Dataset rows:
>>>
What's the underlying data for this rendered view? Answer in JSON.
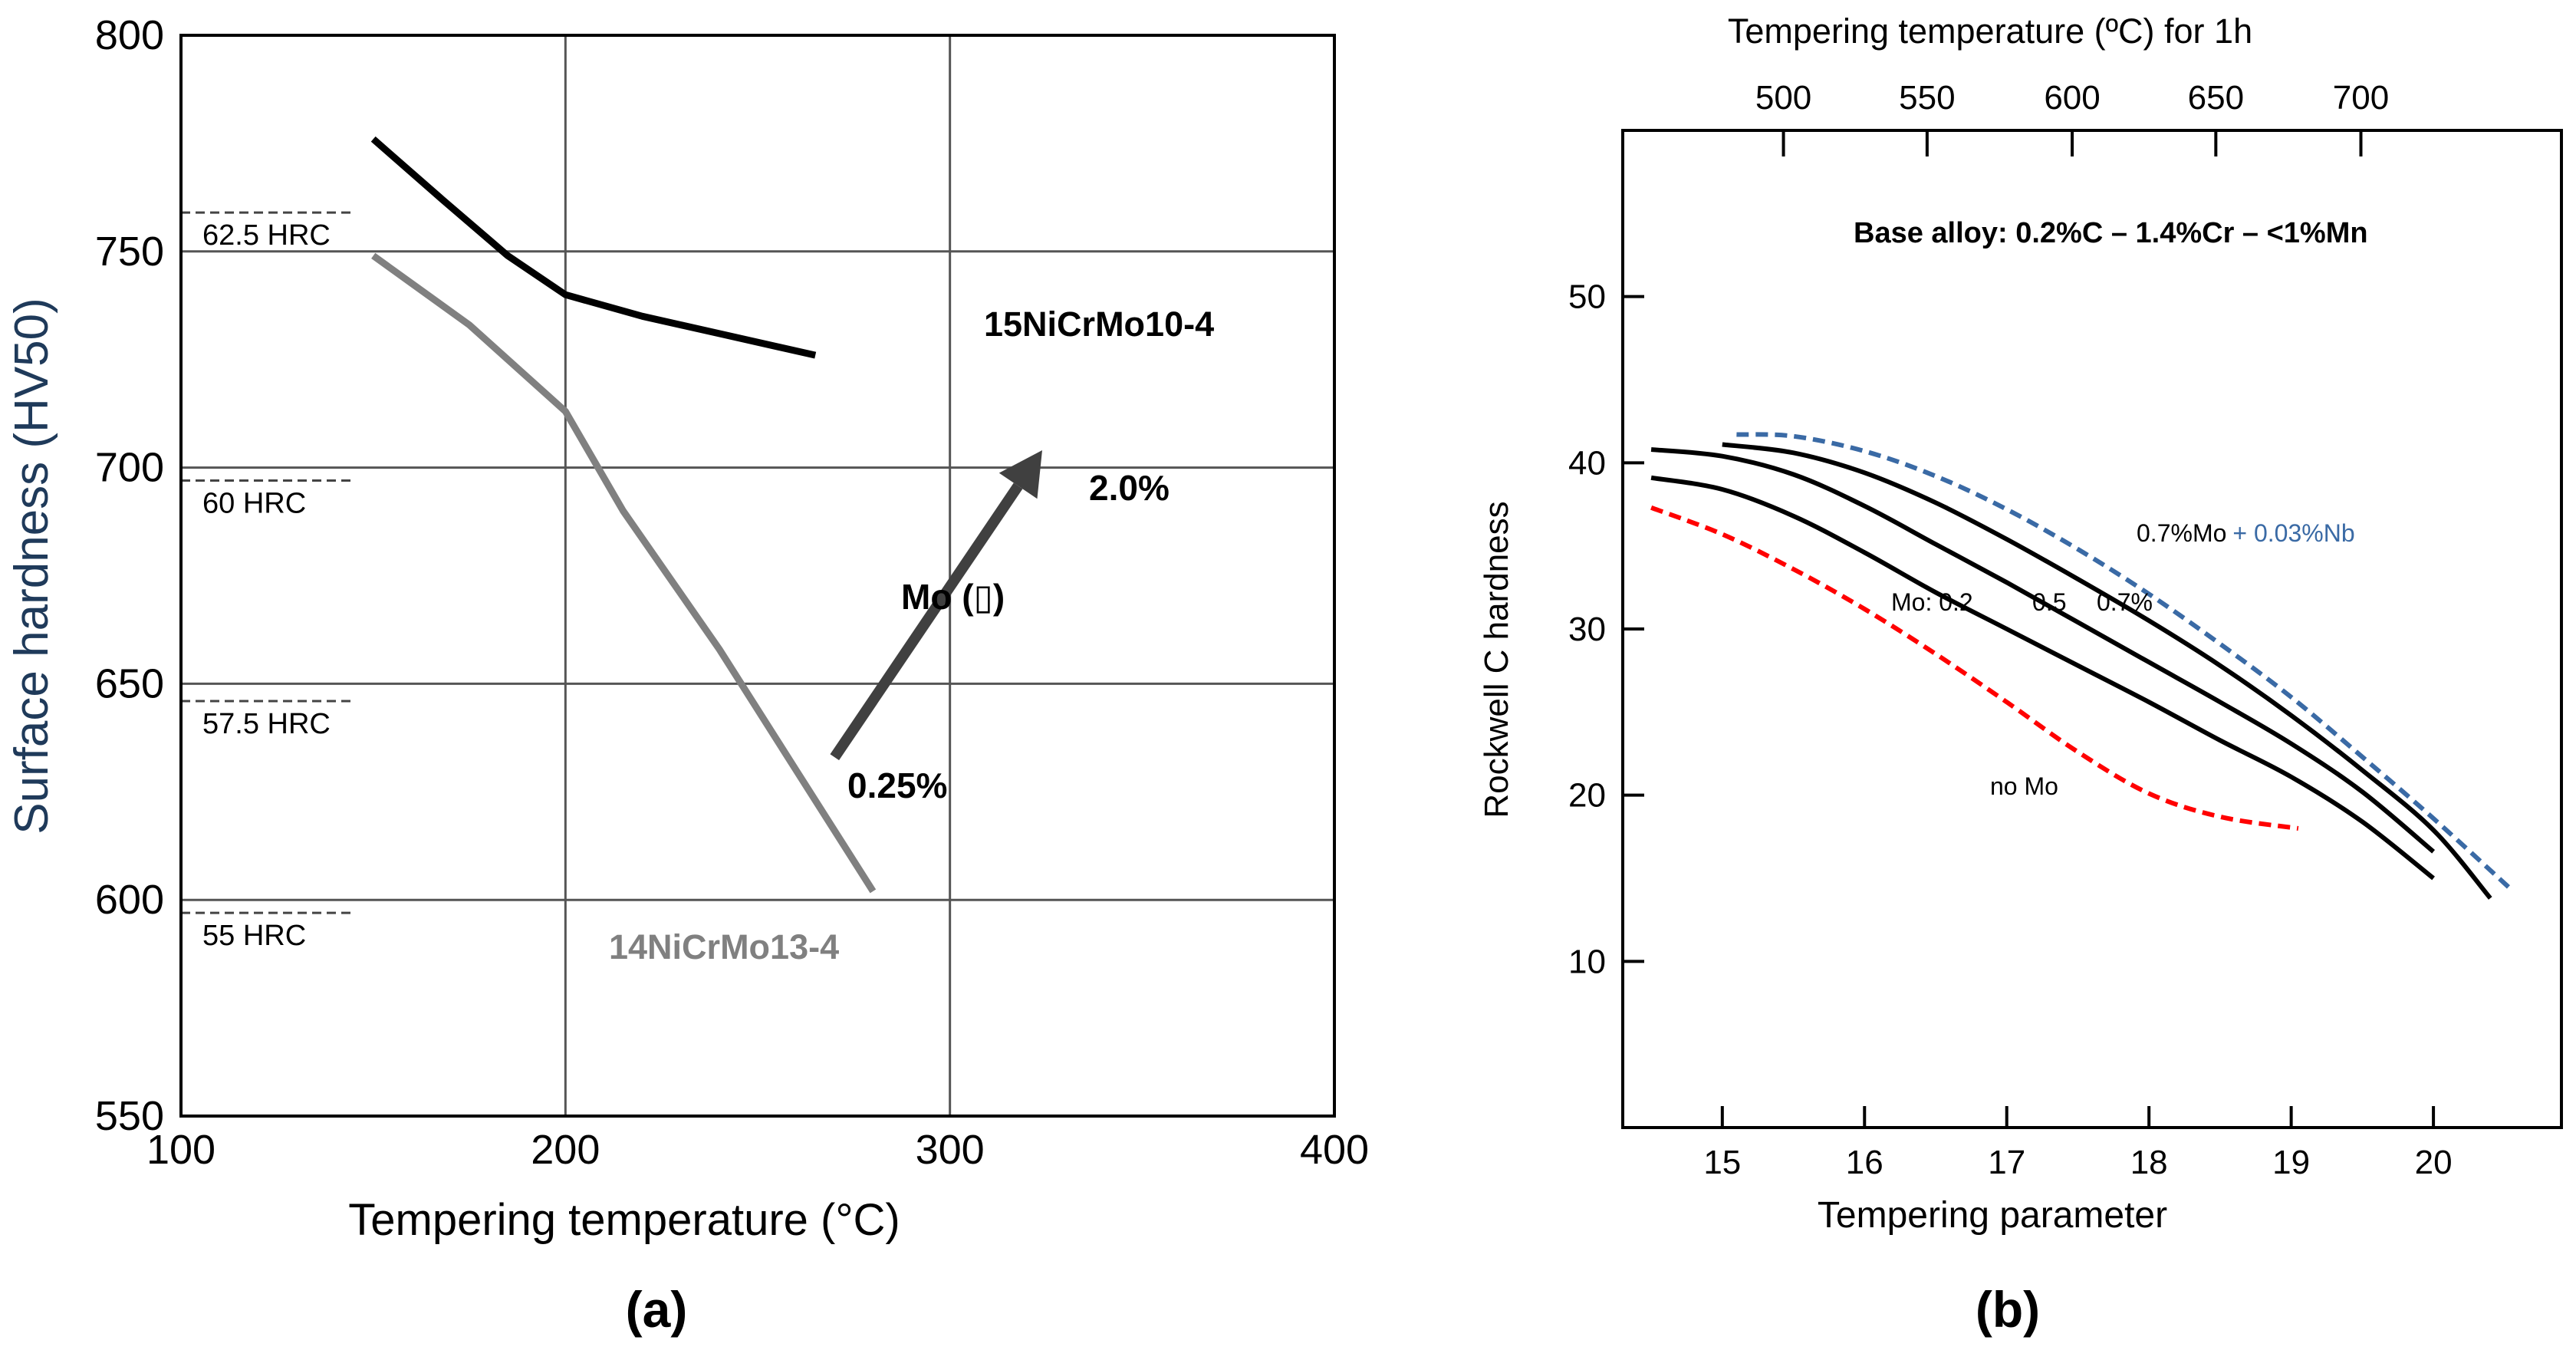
{
  "chart_data": [
    {
      "panel_label": "(a)",
      "type": "line",
      "xlabel": "Tempering temperature (°C)",
      "ylabel": "Surface hardness (HV50)",
      "xlim": [
        100,
        400
      ],
      "ylim": [
        550,
        800
      ],
      "x_ticks": [
        "100",
        "200",
        "300",
        "400"
      ],
      "y_ticks": [
        "550",
        "600",
        "650",
        "700",
        "750",
        "800"
      ],
      "grid": true,
      "series": [
        {
          "name": "15NiCrMo10-4",
          "color": "#000000",
          "x": [
            150,
            168,
            185,
            200,
            220,
            240,
            265
          ],
          "y": [
            776,
            762,
            749,
            740,
            735,
            731,
            726
          ]
        },
        {
          "name": "14NiCrMo13-4",
          "color": "#808080",
          "x": [
            150,
            175,
            200,
            215,
            240,
            260,
            280
          ],
          "y": [
            749,
            733,
            713,
            690,
            658,
            630,
            602
          ]
        }
      ],
      "hrc_reference": [
        {
          "label": "62.5 HRC",
          "hv": 759
        },
        {
          "label": "60 HRC",
          "hv": 697
        },
        {
          "label": "57.5 HRC",
          "hv": 646
        },
        {
          "label": "55 HRC",
          "hv": 597
        }
      ],
      "annotations": {
        "arrow_label": "Mo (",
        "arrow_label_glyph": "▯",
        "arrow_label_close": ")",
        "arrow_start_label": "0.25%",
        "arrow_end_label": "2.0%"
      }
    },
    {
      "panel_label": "(b)",
      "type": "line",
      "xlabel": "Tempering parameter",
      "ylabel": "Rockwell C hardness",
      "top_xlabel": "Tempering temperature (ºC) for 1h",
      "title": "Base alloy: 0.2%C – 1.4%Cr – <1%Mn",
      "xlim": [
        14.3,
        20.9
      ],
      "ylim": [
        0,
        60
      ],
      "x_ticks": [
        15,
        16,
        17,
        18,
        19,
        20
      ],
      "y_ticks": [
        10,
        20,
        30,
        40,
        50
      ],
      "top_ticks": [
        {
          "label": "500",
          "param": 15.43
        },
        {
          "label": "550",
          "param": 16.44
        },
        {
          "label": "600",
          "param": 17.46
        },
        {
          "label": "650",
          "param": 18.47
        },
        {
          "label": "700",
          "param": 19.49
        }
      ],
      "grid": false,
      "series": [
        {
          "name": "no Mo",
          "color": "#ff0000",
          "dashed": true,
          "x": [
            14.5,
            15.0,
            15.5,
            16.0,
            16.5,
            17.0,
            17.5,
            18.0,
            18.5,
            19.05
          ],
          "y": [
            37.3,
            35.7,
            33.6,
            31.2,
            28.5,
            25.6,
            22.6,
            20.1,
            18.7,
            18.0
          ]
        },
        {
          "name": "0.2",
          "color": "#000000",
          "x": [
            14.5,
            15.0,
            15.5,
            16.0,
            16.5,
            17.0,
            17.5,
            18.0,
            18.5,
            19.0,
            19.5,
            20.0
          ],
          "y": [
            39.1,
            38.4,
            36.8,
            34.6,
            32.2,
            30.0,
            27.8,
            25.6,
            23.3,
            21.1,
            18.4,
            15.0
          ]
        },
        {
          "name": "0.5",
          "color": "#000000",
          "x": [
            14.5,
            15.0,
            15.5,
            16.0,
            16.5,
            17.0,
            17.5,
            18.0,
            18.5,
            19.0,
            19.5,
            20.0
          ],
          "y": [
            40.8,
            40.4,
            39.3,
            37.4,
            35.1,
            32.8,
            30.4,
            28.0,
            25.6,
            23.1,
            20.2,
            16.6
          ]
        },
        {
          "name": "0.7%",
          "color": "#000000",
          "x": [
            15.0,
            15.5,
            16.0,
            16.5,
            17.0,
            17.5,
            18.0,
            18.5,
            19.0,
            19.5,
            20.0,
            20.4
          ],
          "y": [
            41.1,
            40.6,
            39.4,
            37.6,
            35.4,
            33.0,
            30.5,
            27.8,
            24.8,
            21.5,
            17.9,
            13.8
          ]
        },
        {
          "name": "0.7%Mo + 0.03%Nb",
          "color": "#3a6aa5",
          "dashed": true,
          "x": [
            15.1,
            15.5,
            16.0,
            16.5,
            17.0,
            17.5,
            18.0,
            18.5,
            19.0,
            19.5,
            20.0,
            20.55
          ],
          "y": [
            41.7,
            41.6,
            40.7,
            39.2,
            37.2,
            34.8,
            32.1,
            29.1,
            25.9,
            22.3,
            18.6,
            14.3
          ]
        }
      ],
      "annotations": {
        "mo_prefix": "Mo: 0.2",
        "mo_mid": "0.5",
        "mo_end": "0.7%",
        "nb_black": "0.7%Mo",
        "nb_blue": "+ 0.03%Nb",
        "no_mo": "no Mo"
      }
    }
  ]
}
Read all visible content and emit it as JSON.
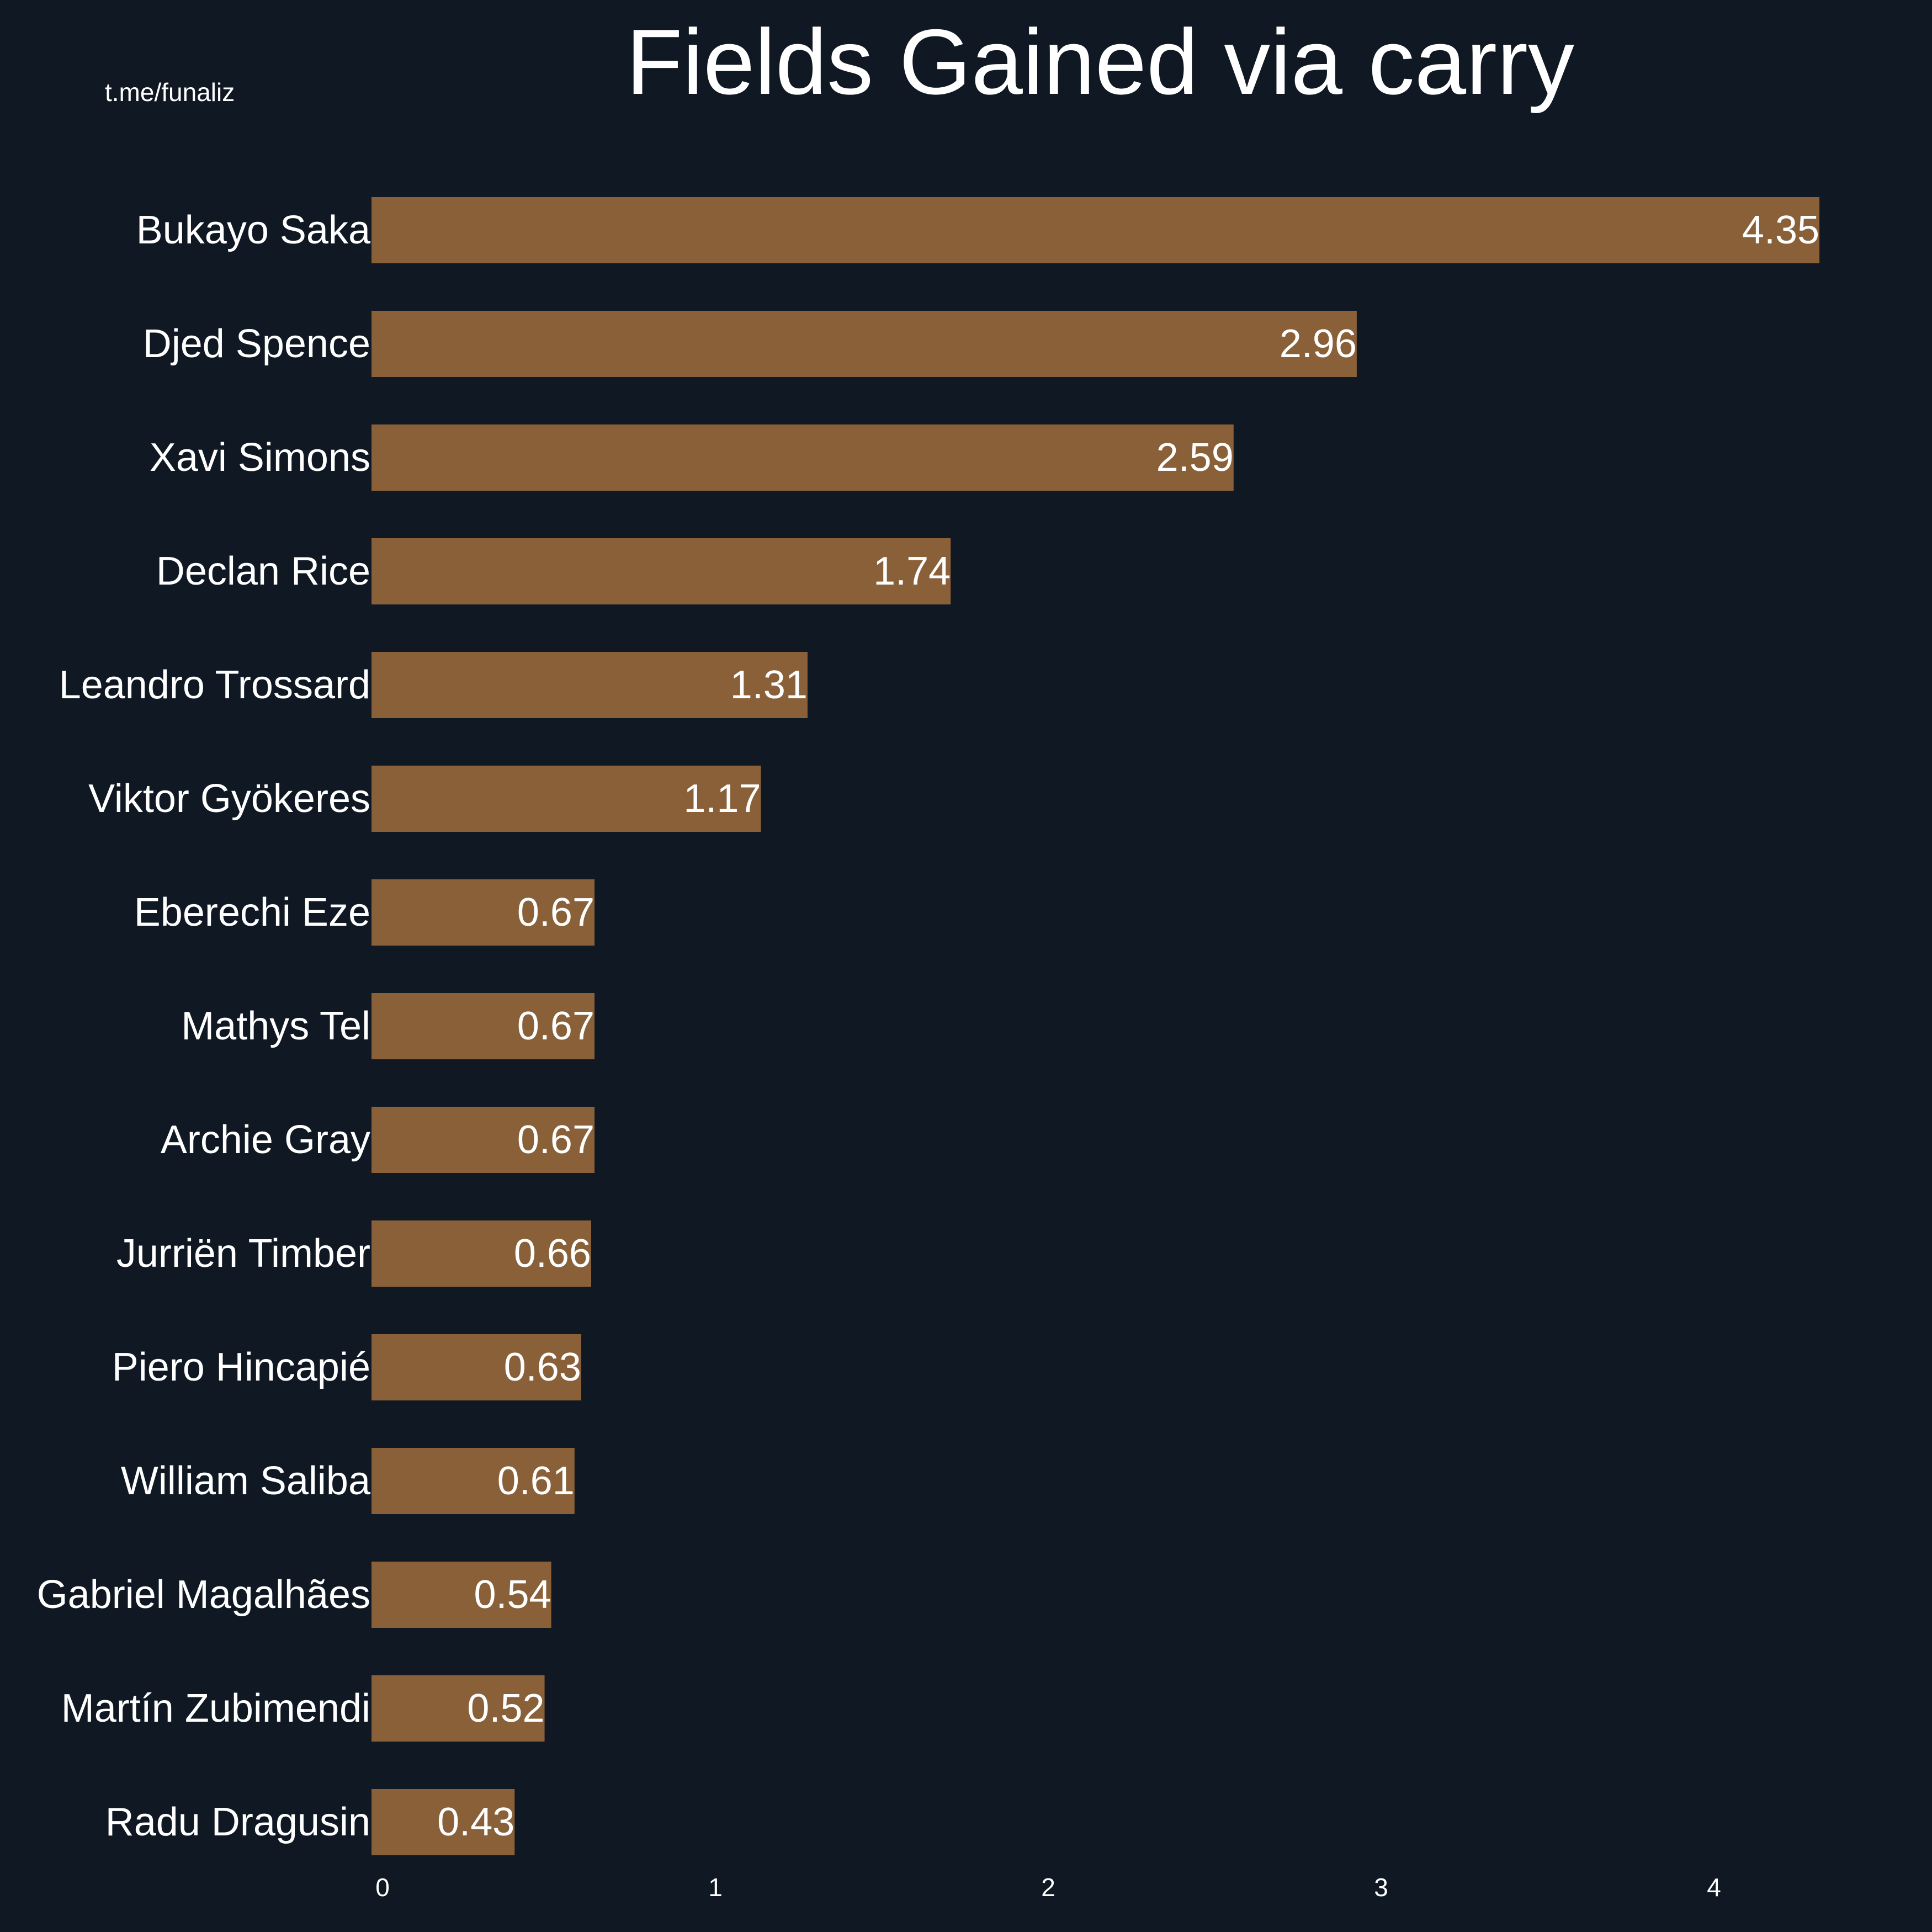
{
  "watermark": "t.me/funaliz",
  "colors": {
    "background": "#101923",
    "bar": "#8a6039",
    "text": "#ffffff"
  },
  "chart_data": {
    "type": "bar",
    "orientation": "horizontal",
    "title": "Fields Gained via carry",
    "xlabel": "",
    "ylabel": "",
    "xlim": [
      0,
      4.5
    ],
    "xticks": [
      0,
      1,
      2,
      3,
      4
    ],
    "grid": false,
    "categories": [
      "Bukayo Saka",
      "Djed Spence",
      "Xavi Simons",
      "Declan Rice",
      "Leandro Trossard",
      "Viktor Gyökeres",
      "Eberechi Eze",
      "Mathys Tel",
      "Archie Gray",
      "Jurriën Timber",
      "Piero Hincapié",
      "William Saliba",
      "Gabriel Magalhães",
      "Martín Zubimendi",
      "Radu Dragusin"
    ],
    "values": [
      4.35,
      2.96,
      2.59,
      1.74,
      1.31,
      1.17,
      0.67,
      0.67,
      0.67,
      0.66,
      0.63,
      0.61,
      0.54,
      0.52,
      0.43
    ],
    "data_labels": [
      "4.35",
      "2.96",
      "2.59",
      "1.74",
      "1.31",
      "1.17",
      "0.67",
      "0.67",
      "0.67",
      "0.66",
      "0.63",
      "0.61",
      "0.54",
      "0.52",
      "0.43"
    ]
  }
}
<<<
### Task brief:
Retype verbatim only the lines beginning with the line that contains "Read all visible content and emit it as JSON." and ending with the last line of the listing above; pictures are to be excluded.

### Output:
Read all visible content and emit it as JSON.
{
  "watermark": "t.me/funaliz",
  "colors": {
    "background": "#101923",
    "bar": "#8a6039",
    "text": "#ffffff"
  },
  "chart_data": {
    "type": "bar",
    "orientation": "horizontal",
    "title": "Fields Gained via carry",
    "xlabel": "",
    "ylabel": "",
    "xlim": [
      0,
      4.5
    ],
    "xticks": [
      0,
      1,
      2,
      3,
      4
    ],
    "grid": false,
    "categories": [
      "Bukayo Saka",
      "Djed Spence",
      "Xavi Simons",
      "Declan Rice",
      "Leandro Trossard",
      "Viktor Gyökeres",
      "Eberechi Eze",
      "Mathys Tel",
      "Archie Gray",
      "Jurriën Timber",
      "Piero Hincapié",
      "William Saliba",
      "Gabriel Magalhães",
      "Martín Zubimendi",
      "Radu Dragusin"
    ],
    "values": [
      4.35,
      2.96,
      2.59,
      1.74,
      1.31,
      1.17,
      0.67,
      0.67,
      0.67,
      0.66,
      0.63,
      0.61,
      0.54,
      0.52,
      0.43
    ],
    "data_labels": [
      "4.35",
      "2.96",
      "2.59",
      "1.74",
      "1.31",
      "1.17",
      "0.67",
      "0.67",
      "0.67",
      "0.66",
      "0.63",
      "0.61",
      "0.54",
      "0.52",
      "0.43"
    ]
  }
}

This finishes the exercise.